INSTRUCTION:
Check each line of the entries below for the string "prey"; copy every line where it appears.

INPUT RECORDS:
______________________________

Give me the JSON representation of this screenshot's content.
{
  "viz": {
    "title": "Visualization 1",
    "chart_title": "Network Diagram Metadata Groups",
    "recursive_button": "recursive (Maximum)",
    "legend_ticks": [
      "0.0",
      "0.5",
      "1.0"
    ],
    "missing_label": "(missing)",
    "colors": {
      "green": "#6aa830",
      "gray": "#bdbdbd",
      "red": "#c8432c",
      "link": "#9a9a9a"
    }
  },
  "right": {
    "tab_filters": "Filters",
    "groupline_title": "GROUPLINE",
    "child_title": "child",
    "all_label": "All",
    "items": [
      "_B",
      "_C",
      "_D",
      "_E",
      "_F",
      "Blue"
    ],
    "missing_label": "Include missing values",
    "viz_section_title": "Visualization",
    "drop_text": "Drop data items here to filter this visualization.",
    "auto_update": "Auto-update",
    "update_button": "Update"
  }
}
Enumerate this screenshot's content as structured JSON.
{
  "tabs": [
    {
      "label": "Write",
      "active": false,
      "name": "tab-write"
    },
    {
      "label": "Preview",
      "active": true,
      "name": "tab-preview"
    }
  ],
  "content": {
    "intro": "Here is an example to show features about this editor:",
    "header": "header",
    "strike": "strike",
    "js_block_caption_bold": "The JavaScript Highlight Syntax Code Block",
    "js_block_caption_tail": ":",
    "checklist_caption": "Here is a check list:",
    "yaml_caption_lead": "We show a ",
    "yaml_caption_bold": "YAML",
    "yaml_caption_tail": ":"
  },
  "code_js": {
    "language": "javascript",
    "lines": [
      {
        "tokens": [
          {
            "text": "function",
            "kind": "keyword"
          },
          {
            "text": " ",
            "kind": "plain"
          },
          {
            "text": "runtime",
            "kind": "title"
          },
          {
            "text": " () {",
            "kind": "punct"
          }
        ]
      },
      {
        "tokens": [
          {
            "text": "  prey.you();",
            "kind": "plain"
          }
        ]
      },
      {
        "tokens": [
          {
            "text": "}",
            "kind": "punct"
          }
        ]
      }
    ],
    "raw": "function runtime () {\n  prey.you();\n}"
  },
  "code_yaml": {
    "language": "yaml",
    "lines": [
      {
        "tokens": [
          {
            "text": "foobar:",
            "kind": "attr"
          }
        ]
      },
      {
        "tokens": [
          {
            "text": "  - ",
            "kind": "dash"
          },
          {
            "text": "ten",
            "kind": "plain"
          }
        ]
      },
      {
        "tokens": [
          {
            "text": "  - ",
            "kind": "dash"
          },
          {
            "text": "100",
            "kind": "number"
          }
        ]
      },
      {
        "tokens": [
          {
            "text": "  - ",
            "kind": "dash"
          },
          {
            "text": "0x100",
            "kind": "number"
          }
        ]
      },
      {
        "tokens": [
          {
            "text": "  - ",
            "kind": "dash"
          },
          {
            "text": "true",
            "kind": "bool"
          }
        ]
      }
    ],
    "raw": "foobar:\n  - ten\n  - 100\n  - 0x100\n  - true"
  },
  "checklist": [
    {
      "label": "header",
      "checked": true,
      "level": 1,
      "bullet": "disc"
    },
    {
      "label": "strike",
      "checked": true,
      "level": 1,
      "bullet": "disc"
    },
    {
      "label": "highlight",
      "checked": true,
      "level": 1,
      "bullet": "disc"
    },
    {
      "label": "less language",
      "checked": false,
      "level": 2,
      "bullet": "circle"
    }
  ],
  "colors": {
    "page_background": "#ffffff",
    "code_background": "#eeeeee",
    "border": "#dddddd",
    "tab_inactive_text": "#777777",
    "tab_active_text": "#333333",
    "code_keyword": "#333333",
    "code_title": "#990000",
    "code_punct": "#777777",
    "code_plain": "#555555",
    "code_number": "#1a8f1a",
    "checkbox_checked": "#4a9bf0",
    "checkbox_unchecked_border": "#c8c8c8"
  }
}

______________________________

WORKED SOLUTION:
            "text": "  prey.you();",
    "raw": "function runtime () {\n  prey.you();\n}"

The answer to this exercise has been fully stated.